◆ **EXERCISE 1**:
List every field label in the information box at the top of the Shibuya Goldfish article.
◆ **EXERCISE 2**:
Continue the Shibuya Goldfish article from the point where it ends.

◆ **GIVEN PASSAGE**:
- Cover of the first volume

渋谷金魚
- Genre: Horror
- Written by: Hiroumi Aoi
- Published by: Square Enix
- English publisher: NA: Yen Press;
- Magazine: Gangan Joker
- Original run: September 21, 2016 – April 22, 2021
- Volumes: 11 (List of volumes)

= Shibuya Goldfish =

Japanese manga series by Hiroumi Aoi

Shibuya Goldfish (渋谷金魚, Shibuya Kingyo) is a Japanese manga series written and illustrated by Hiroumi Aoi. It was serialized in Square Enix's Gangan Joker from September 2016 to April 2021 and published in 11 volumes.

==Premise==
The series centers on Hajime Tsukiyoda, a high school film student who finds himself in the middle of a terrifying event where giant goldfish suddenly descend on the populace of Shibuya and begin feeding on people. Hajime meets with popular classmate Fukakusa whom he immediately crushes on and tries to save. However, she is revealed to be deranged and unsympathetic to his plight and, in an effort to have him "sacrifice" himself, ends up getting killed by the goldfish. Hajime tries to kill himself by jumping from a building, but ends up killing several goldfish on the way down and survives. He is soon rescued by several survivors who inform him that a giant glass bowl has been placed over Shibuya and now they must try to escape.

==Publication==
The series is written and illustrated by Hiroumi Aoi, and began serialization in Gangan Joker on September 21, 2016. In November 2019, it was revealed the series would enter its final arc after a one-month break. The series ended in Gangan Joker on April 22, 2021. The series individual chapters were collected into eleven tankōbon volumes.

At Anime NYC 2017, Yen Press announced they licensed the series for English publication.

◆ **Stored data entries**:
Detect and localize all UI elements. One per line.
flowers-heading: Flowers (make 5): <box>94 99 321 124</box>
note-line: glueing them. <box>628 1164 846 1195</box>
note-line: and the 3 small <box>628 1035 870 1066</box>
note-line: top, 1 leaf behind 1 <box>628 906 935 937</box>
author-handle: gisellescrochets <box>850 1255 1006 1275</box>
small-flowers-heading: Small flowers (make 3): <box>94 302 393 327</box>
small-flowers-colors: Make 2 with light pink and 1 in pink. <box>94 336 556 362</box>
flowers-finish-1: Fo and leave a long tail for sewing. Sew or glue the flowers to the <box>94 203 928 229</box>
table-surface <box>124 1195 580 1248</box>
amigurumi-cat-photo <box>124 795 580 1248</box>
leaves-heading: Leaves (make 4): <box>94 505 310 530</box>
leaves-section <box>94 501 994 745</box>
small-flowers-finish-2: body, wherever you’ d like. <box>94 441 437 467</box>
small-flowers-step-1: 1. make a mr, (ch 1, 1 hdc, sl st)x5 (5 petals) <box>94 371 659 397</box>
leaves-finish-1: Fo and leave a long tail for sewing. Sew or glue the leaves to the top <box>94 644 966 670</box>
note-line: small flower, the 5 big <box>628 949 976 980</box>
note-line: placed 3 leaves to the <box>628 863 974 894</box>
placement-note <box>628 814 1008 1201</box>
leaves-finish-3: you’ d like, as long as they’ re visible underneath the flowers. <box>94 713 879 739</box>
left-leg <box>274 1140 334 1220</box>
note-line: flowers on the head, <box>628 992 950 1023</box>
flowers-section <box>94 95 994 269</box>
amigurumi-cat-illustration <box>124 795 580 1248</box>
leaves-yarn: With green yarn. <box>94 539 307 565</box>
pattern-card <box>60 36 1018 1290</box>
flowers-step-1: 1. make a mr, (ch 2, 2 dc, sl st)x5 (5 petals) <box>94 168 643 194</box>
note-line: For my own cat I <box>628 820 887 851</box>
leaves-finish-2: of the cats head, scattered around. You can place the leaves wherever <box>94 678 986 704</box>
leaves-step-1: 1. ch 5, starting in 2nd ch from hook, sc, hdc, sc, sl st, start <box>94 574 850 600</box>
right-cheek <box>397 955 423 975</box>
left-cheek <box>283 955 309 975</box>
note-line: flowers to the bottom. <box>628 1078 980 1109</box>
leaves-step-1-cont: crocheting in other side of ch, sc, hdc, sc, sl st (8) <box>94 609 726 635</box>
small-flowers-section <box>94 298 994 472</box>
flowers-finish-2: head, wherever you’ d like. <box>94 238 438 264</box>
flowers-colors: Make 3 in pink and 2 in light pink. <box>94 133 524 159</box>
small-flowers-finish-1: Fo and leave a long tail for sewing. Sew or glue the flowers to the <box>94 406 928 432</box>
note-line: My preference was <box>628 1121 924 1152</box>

◆ **ANSWER 1**:
Genre, Written by, Published by, English publisher, Magazine, Original run, Volumes

◆ **ANSWER 2**:
===Volume list===

| No. | Original release date | Original ISBN | English release date | English ISBN |
|---|---|---|---|---|
| 1 | February 22, 2017 | 978-4-75-755253-1 | June 26, 2018 | 978-1-97-532744-6 |
| 2 | June 22, 2017 | 978-4-75-755387-3 | October 30, 2018 | 978-1-97-535407-7 |
| 3 | December 22, 2017 | 978-4-75-755557-0 | February 19, 2019 | 978-1-97-538214-8 |
| 4 | May 22, 2018 | 978-4-75-755724-6 | May 28, 2019 | 978-1-97-538419-7 |
| 5 | October 22, 2018 | 978-4-75-755884-7 | August 27, 2019 | 978-1-97-538505-7 |
| 6 | March 22, 2019 | 978-4-75-756067-3 | December 24, 2019 | 978-1-97-538758-7 |
| 7 | August 22, 2019 | 978-4-75-756249-3 | March 17, 2020 | 978-1-97-539954-2 |
| 8 | February 22, 2020 | 978-4-75-756528-9 | November 17, 2020 | 978-1-97-531734-8 |
| 9 | August 21, 2020 | 978-4-75-756803-7 | June 1, 2021 | 978-1-97-532462-9 |
| 10 | January 22, 2021 | 978-4-75-757040-5 | March 22, 2022 | 978-1-97-533570-0 |
| 11 | June 22, 2021 | 978-4-75-757328-4 | August 23, 2022 | 978-1-97-534541-9 |

==Reception==
Katherine Dacey from The Manga Critic criticized the first volume for its characters and artwork. Manga artist Hiroya Oku recommended the series. At San Diego Comic-Con, Deb Aoki picked the series as the worst manga for anyone of any age.